-- Problem --
Copy the lines of the listing from the one containing "donut-value-arc-right bbox=[1127, 261, 1665, 799]" through the one containing "stat-caption-left: of organizations", including both of those lines.

** begin Records provided **

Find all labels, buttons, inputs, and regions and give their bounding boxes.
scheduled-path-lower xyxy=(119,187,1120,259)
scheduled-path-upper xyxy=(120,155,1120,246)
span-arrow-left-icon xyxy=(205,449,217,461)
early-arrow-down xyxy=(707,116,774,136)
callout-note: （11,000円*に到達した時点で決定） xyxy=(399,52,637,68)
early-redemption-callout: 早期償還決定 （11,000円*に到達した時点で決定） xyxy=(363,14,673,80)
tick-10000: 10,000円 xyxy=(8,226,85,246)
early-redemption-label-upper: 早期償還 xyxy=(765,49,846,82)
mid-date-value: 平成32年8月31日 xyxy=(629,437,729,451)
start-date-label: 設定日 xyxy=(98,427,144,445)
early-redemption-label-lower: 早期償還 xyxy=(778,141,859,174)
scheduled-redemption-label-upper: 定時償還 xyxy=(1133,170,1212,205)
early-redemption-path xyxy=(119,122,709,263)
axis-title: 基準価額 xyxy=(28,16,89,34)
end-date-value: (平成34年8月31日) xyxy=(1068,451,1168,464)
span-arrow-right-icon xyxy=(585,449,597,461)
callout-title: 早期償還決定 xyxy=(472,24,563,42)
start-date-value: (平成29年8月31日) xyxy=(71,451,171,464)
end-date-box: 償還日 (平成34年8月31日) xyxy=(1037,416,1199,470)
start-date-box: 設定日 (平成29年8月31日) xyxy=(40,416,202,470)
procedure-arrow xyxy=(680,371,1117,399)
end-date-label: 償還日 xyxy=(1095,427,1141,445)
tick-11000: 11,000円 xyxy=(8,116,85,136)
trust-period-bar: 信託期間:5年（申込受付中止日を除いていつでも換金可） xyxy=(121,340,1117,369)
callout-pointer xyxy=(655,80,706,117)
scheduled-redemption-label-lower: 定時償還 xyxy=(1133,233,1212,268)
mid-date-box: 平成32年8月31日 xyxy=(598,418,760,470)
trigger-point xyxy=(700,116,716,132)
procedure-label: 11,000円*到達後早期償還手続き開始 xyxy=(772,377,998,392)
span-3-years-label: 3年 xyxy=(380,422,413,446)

** end Records provided **
** begin Records provided **

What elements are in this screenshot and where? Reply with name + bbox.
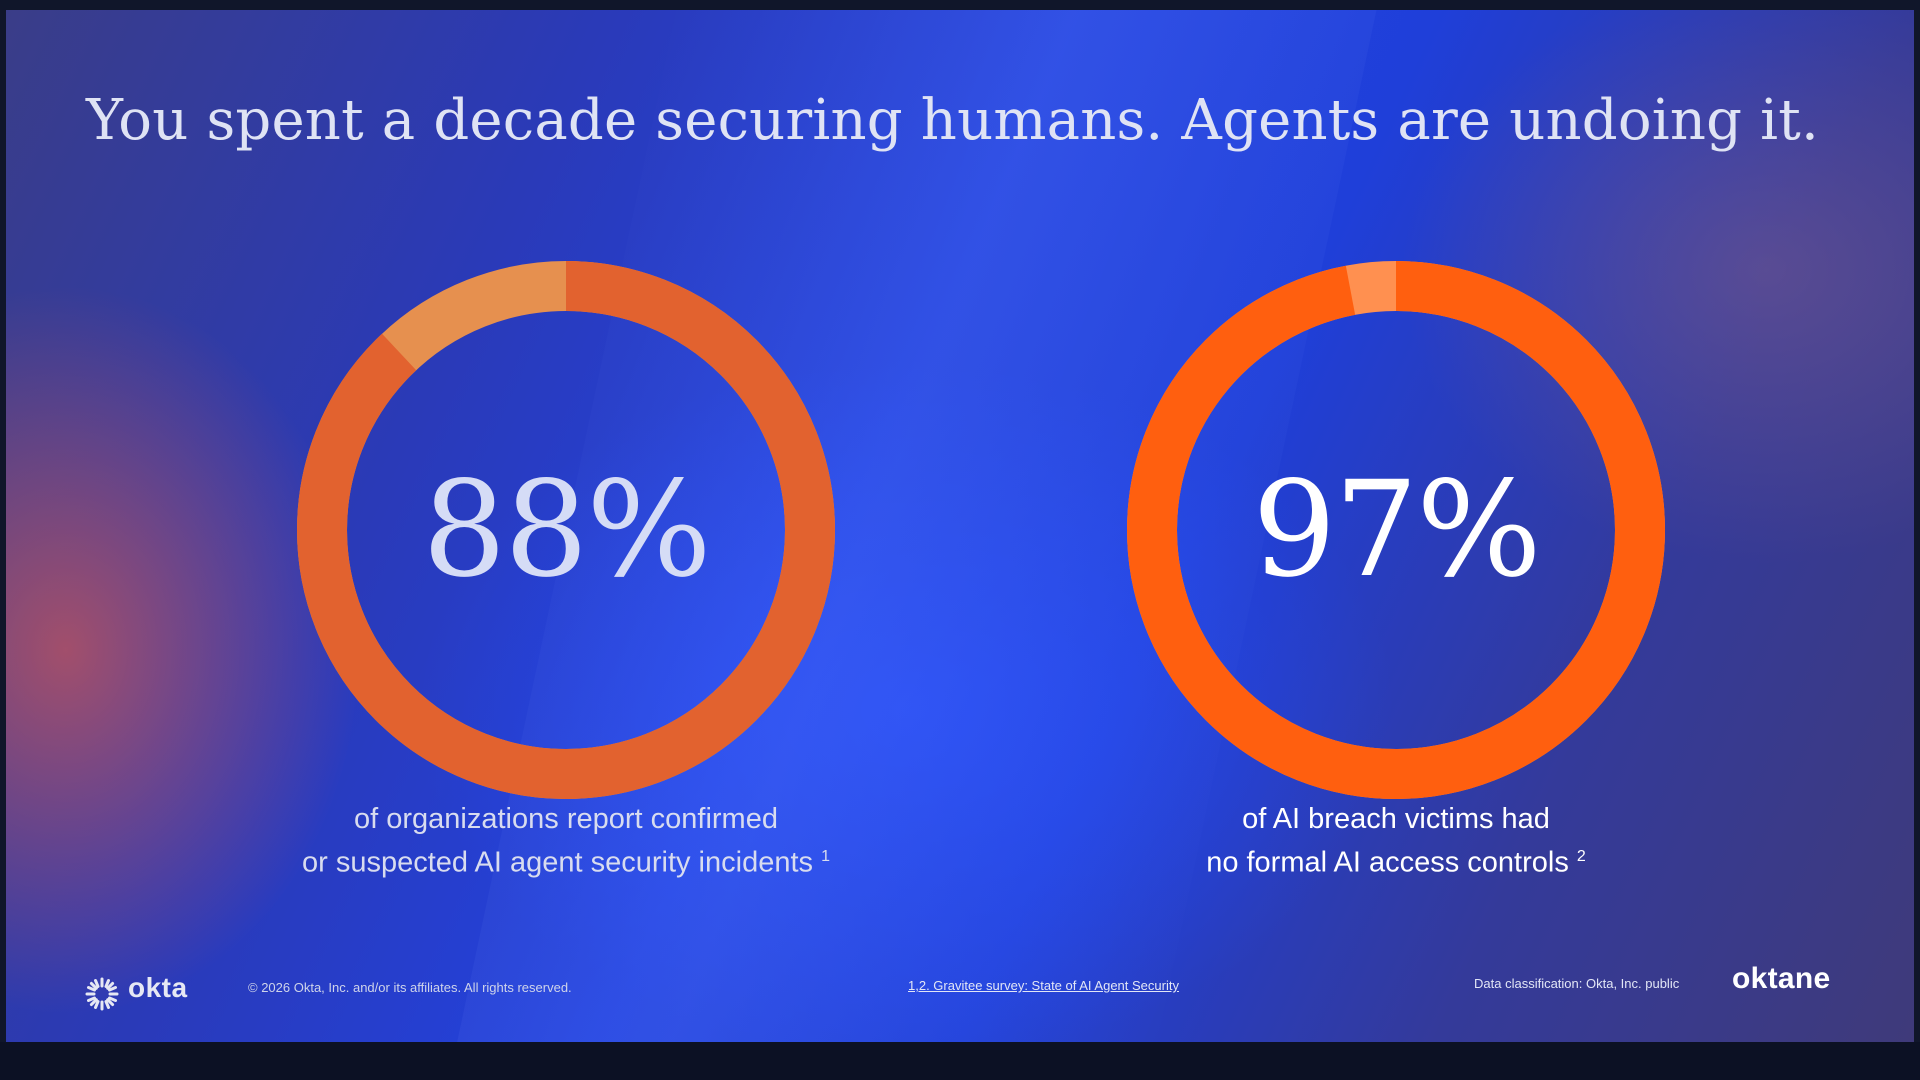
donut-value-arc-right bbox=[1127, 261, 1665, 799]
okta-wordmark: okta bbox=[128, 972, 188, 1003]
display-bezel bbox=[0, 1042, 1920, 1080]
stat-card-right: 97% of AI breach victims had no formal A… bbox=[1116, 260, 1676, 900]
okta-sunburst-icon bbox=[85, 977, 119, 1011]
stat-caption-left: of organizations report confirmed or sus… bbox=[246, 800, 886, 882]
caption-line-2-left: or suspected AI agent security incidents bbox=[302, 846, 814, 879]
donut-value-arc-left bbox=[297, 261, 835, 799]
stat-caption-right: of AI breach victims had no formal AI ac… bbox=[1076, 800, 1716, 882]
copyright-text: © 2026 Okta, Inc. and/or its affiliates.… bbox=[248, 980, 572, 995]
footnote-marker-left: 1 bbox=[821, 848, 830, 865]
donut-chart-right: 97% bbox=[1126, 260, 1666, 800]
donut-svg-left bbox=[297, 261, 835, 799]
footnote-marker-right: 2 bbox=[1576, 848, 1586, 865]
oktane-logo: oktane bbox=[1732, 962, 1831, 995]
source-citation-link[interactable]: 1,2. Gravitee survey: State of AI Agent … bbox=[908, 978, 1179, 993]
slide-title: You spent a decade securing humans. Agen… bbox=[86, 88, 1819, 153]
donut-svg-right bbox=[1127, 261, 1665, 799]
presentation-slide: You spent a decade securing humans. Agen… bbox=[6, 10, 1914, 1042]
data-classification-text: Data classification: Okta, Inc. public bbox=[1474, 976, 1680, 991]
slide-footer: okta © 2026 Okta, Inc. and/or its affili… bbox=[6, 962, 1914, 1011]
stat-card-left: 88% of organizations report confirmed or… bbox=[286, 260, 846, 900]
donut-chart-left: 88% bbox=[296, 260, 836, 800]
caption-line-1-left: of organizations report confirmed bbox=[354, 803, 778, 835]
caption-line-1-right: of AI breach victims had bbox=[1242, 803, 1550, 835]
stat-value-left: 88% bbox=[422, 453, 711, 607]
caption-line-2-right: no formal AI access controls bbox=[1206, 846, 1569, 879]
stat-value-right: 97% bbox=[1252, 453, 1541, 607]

** end Records provided **

-- Expected output --
donut-value-arc-right bbox=[1127, 261, 1665, 799]
okta-wordmark: okta bbox=[128, 972, 188, 1003]
display-bezel bbox=[0, 1042, 1920, 1080]
stat-card-right: 97% of AI breach victims had no formal A… bbox=[1116, 260, 1676, 900]
okta-sunburst-icon bbox=[85, 977, 119, 1011]
stat-caption-left: of organizations report confirmed or sus… bbox=[246, 800, 886, 882]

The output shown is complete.